** TASK **
In the listing below, locate the lines that hold the string "الله". Copy those lines.

** DATA SUPPLIED **

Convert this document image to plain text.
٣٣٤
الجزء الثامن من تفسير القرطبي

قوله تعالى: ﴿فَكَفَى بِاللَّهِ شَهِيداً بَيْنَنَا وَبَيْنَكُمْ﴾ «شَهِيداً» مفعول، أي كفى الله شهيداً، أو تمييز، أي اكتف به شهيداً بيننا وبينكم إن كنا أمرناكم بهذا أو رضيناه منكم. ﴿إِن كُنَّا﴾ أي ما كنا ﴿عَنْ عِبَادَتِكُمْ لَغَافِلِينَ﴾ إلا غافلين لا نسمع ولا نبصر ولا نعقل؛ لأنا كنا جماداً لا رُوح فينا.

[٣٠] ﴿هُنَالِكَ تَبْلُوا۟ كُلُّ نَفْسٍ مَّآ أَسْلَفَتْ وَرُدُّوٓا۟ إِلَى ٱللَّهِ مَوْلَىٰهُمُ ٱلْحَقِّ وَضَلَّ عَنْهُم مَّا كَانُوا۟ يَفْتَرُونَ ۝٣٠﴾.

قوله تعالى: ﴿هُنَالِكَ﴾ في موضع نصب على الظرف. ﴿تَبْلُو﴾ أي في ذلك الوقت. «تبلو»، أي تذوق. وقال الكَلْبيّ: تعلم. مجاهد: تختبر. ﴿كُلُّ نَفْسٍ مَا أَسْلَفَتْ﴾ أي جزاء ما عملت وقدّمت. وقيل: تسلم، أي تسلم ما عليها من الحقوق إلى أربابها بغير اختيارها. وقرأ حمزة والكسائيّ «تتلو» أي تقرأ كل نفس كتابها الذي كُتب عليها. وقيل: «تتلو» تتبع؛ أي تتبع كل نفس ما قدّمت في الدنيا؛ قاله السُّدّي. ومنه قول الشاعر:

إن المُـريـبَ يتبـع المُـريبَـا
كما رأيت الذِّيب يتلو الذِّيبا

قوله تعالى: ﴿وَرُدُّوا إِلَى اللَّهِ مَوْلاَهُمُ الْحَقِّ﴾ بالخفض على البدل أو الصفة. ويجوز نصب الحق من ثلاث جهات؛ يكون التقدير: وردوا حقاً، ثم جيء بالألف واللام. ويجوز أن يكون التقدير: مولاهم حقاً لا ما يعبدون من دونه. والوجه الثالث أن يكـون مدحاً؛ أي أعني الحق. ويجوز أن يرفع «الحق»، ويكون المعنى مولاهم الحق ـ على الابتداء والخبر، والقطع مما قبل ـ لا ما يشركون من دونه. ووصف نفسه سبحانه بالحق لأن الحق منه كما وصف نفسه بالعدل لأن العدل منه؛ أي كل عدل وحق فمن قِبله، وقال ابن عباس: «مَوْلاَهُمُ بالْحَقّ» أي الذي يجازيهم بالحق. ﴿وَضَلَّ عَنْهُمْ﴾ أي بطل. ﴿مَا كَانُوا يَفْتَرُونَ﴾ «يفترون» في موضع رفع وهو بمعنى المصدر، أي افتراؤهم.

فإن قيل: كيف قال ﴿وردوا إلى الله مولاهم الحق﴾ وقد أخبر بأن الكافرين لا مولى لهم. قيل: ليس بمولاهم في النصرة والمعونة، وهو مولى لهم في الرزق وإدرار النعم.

** EXERCISE ANSWER **
قوله تعالى: ﴿فَكَفَى بِاللَّهِ شَهِيداً بَيْنَنَا وَبَيْنَكُمْ﴾ «شَهِيداً» مفعول، أي كفى الله شهيداً، أو تمييز، أي اكتف به شهيداً بيننا وبينكم إن كنا أمرناكم بهذا أو رضيناه منكم. ﴿إِن كُنَّا﴾ أي ما كنا ﴿عَنْ عِبَادَتِكُمْ لَغَافِلِينَ﴾ إلا غافلين لا نسمع ولا نبصر ولا نعقل؛ لأنا كنا جماداً لا رُوح فينا.
فإن قيل: كيف قال ﴿وردوا إلى الله مولاهم الحق﴾ وقد أخبر بأن الكافرين لا مولى لهم. قيل: ليس بمولاهم في النصرة والمعونة، وهو مولى لهم في الرزق وإدرار النعم.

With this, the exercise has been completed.